## 提供された抜粋
-------

仕上圧延機列の最終段の仕上圧延機の出側温度をAr3点以上として仕上圧延を行う理由は、Ar3点以下の二相域で熱間圧延すると圧延中にフェライトが生成し、鋼板組織のマルテンサイト分率が低下するためである。一方、仕上圧延機列の最終段の仕上圧延機の出側温度の上限は、本発明の効果を得るためには特に定める必要はないが、靭性の絶対値の大幅な劣化を防ぐため、1000℃以下とすることが望ましい。
本発明では鋼板組織の90%以上をマルテンサイトとする必要があるため、仕上圧延後は15℃/秒以上の平均冷却速度で冷却し、200℃以下の温度で巻取る。平均冷却速度が15℃/秒未満では焼入れが不十分となり、マルテンサイト組織を形成することができない。また、200℃超の温度で巻き取ると、ベイナイトが生成したり、マルテンサイトの自己焼きなましが起こるため、降伏強度が不足する。

-------

## 抽出した情報
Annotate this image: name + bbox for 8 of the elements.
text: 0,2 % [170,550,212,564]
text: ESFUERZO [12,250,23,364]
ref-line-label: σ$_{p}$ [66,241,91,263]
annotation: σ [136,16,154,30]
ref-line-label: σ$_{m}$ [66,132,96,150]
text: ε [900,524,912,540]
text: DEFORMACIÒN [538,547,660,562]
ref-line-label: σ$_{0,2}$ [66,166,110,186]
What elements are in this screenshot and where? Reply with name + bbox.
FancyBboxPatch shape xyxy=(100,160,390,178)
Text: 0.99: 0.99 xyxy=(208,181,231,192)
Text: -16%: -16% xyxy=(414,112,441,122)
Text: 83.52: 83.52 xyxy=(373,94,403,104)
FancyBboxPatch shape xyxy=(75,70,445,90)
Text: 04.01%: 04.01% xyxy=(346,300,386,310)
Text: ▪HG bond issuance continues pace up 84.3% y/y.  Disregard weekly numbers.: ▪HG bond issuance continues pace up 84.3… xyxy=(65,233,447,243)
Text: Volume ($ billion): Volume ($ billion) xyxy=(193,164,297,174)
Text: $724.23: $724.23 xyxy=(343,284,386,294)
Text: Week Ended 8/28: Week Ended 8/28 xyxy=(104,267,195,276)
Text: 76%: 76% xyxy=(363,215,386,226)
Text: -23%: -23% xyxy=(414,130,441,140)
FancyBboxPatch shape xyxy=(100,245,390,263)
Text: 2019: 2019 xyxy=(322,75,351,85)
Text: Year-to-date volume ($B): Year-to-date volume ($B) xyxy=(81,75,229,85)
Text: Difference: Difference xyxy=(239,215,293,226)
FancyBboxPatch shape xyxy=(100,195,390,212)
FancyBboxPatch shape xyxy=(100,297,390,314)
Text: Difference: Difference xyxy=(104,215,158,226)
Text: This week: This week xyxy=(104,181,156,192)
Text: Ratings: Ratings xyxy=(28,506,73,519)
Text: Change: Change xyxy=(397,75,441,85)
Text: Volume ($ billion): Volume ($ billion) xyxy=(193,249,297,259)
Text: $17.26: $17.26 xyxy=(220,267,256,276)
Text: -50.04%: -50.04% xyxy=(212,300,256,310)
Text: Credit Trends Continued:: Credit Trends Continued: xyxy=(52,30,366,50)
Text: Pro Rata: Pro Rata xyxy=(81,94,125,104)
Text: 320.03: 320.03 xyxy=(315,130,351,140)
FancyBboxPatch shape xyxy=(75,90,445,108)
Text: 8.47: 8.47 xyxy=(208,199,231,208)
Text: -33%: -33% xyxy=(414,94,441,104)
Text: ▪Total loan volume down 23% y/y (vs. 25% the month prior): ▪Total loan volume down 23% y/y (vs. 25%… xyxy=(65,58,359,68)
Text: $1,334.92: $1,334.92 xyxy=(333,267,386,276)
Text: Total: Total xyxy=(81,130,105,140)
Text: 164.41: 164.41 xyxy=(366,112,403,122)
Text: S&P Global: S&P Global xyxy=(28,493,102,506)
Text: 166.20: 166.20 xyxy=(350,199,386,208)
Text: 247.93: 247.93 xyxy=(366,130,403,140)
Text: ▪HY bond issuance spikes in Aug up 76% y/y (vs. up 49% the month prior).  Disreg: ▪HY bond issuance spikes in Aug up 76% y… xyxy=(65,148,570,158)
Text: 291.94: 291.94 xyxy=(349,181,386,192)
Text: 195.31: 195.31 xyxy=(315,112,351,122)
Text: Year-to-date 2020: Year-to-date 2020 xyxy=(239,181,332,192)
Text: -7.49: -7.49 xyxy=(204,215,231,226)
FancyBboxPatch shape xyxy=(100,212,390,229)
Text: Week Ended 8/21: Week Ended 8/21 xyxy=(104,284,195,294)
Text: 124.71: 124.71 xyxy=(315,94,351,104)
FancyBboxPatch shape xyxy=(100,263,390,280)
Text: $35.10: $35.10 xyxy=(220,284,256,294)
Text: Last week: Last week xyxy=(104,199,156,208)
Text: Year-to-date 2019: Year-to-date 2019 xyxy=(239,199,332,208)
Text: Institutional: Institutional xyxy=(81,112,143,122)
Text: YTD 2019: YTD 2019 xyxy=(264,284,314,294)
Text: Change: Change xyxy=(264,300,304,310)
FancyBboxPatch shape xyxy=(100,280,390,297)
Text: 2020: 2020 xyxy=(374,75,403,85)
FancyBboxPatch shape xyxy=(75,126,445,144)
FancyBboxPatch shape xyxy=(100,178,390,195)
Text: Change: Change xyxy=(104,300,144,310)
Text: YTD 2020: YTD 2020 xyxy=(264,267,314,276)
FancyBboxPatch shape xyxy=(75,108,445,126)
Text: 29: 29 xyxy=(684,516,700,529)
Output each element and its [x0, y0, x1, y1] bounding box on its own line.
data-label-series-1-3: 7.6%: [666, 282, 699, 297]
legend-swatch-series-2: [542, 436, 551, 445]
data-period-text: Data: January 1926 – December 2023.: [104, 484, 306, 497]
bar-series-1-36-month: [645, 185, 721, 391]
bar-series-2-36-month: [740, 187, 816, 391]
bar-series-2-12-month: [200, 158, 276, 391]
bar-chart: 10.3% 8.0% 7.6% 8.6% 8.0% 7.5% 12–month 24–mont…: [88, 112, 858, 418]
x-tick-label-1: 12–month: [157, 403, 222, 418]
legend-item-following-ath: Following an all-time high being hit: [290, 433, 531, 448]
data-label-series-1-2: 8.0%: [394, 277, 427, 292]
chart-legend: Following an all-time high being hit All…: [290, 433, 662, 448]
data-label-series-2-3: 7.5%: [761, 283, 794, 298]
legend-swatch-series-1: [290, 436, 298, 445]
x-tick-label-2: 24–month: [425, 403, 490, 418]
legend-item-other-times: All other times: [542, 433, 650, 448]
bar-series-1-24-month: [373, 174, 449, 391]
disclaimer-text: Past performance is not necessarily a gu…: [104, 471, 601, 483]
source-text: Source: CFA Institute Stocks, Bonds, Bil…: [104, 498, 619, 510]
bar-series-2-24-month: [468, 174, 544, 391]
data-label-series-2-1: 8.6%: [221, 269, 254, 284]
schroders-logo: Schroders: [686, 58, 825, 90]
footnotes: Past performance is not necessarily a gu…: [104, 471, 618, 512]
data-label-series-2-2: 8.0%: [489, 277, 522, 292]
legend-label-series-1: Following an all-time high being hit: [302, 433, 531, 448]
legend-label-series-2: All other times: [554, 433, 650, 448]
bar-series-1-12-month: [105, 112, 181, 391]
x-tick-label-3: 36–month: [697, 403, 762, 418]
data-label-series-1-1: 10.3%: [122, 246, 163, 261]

-------

## 課題について
熱間圧延についての抜粋のうち、「本発明では鋼板組織の90%以」を含む語句から始め、「るため、降伏強度が不足する。」の後で止めて、その部分を一字一句変えずに書き写してください。 項目と抜粋の内容には何の関係もない。

## 課題の結果
本発明では鋼板組織の90%以上をマルテンサイトとする必要があるため、仕上圧延後は15℃/秒以上の平均冷却速度で冷却し、200℃以下の温度で巻取る。平均冷却速度が15℃/秒未満では焼入れが不十分となり、マルテンサイト組織を形成することができない。また、200℃超の温度で巻き取ると、ベイナイトが生成したり、マルテンサイトの自己焼きなましが起こるため、降伏強度が不足する。